### Material for the task ###
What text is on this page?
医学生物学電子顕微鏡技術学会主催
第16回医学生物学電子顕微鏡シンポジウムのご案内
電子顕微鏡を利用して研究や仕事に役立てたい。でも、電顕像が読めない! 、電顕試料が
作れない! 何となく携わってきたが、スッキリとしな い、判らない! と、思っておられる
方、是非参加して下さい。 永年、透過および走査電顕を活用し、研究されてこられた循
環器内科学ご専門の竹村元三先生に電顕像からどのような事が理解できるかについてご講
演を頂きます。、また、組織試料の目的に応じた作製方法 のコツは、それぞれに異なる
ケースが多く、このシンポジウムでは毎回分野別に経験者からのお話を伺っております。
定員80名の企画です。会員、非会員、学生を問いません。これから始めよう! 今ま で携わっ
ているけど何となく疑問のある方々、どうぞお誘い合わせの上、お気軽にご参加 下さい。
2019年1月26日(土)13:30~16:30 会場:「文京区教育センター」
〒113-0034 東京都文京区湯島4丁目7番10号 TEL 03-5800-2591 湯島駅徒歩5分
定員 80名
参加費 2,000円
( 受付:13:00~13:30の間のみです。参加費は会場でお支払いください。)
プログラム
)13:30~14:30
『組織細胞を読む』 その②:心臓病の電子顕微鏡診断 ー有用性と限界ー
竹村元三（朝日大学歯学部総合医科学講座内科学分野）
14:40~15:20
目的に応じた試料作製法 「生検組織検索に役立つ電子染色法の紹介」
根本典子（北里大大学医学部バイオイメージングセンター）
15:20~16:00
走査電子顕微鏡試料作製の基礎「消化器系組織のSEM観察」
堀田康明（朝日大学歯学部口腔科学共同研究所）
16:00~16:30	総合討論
###
Exercise:
Copy out the material word for word and line for line.

Exercise solution:
What text is on this page?
医学生物学電子顕微鏡技術学会主催
第16回医学生物学電子顕微鏡シンポジウムのご案内
電子顕微鏡を利用して研究や仕事に役立てたい。でも、電顕像が読めない! 、電顕試料が
作れない! 何となく携わってきたが、スッキリとしな い、判らない! と、思っておられる
方、是非参加して下さい。 永年、透過および走査電顕を活用し、研究されてこられた循
環器内科学ご専門の竹村元三先生に電顕像からどのような事が理解できるかについてご講
演を頂きます。、また、組織試料の目的に応じた作製方法 のコツは、それぞれに異なる
ケースが多く、このシンポジウムでは毎回分野別に経験者からのお話を伺っております。
定員80名の企画です。会員、非会員、学生を問いません。これから始めよう! 今ま で携わっ
ているけど何となく疑問のある方々、どうぞお誘い合わせの上、お気軽にご参加 下さい。
2019年1月26日(土)13:30~16:30 会場:「文京区教育センター」
〒113-0034 東京都文京区湯島4丁目7番10号 TEL 03-5800-2591 湯島駅徒歩5分
定員 80名
参加費 2,000円
( 受付:13:00~13:30の間のみです。参加費は会場でお支払いください。)
プログラム
)13:30~14:30
『組織細胞を読む』 その②:心臓病の電子顕微鏡診断 ー有用性と限界ー
竹村元三（朝日大学歯学部総合医科学講座内科学分野）
14:40~15:20
目的に応じた試料作製法 「生検組織検索に役立つ電子染色法の紹介」
根本典子（北里大大学医学部バイオイメージングセンター）
15:20~16:00
走査電子顕微鏡試料作製の基礎「消化器系組織のSEM観察」
堀田康明（朝日大学歯学部口腔科学共同研究所）
16:00~16:30	総合討論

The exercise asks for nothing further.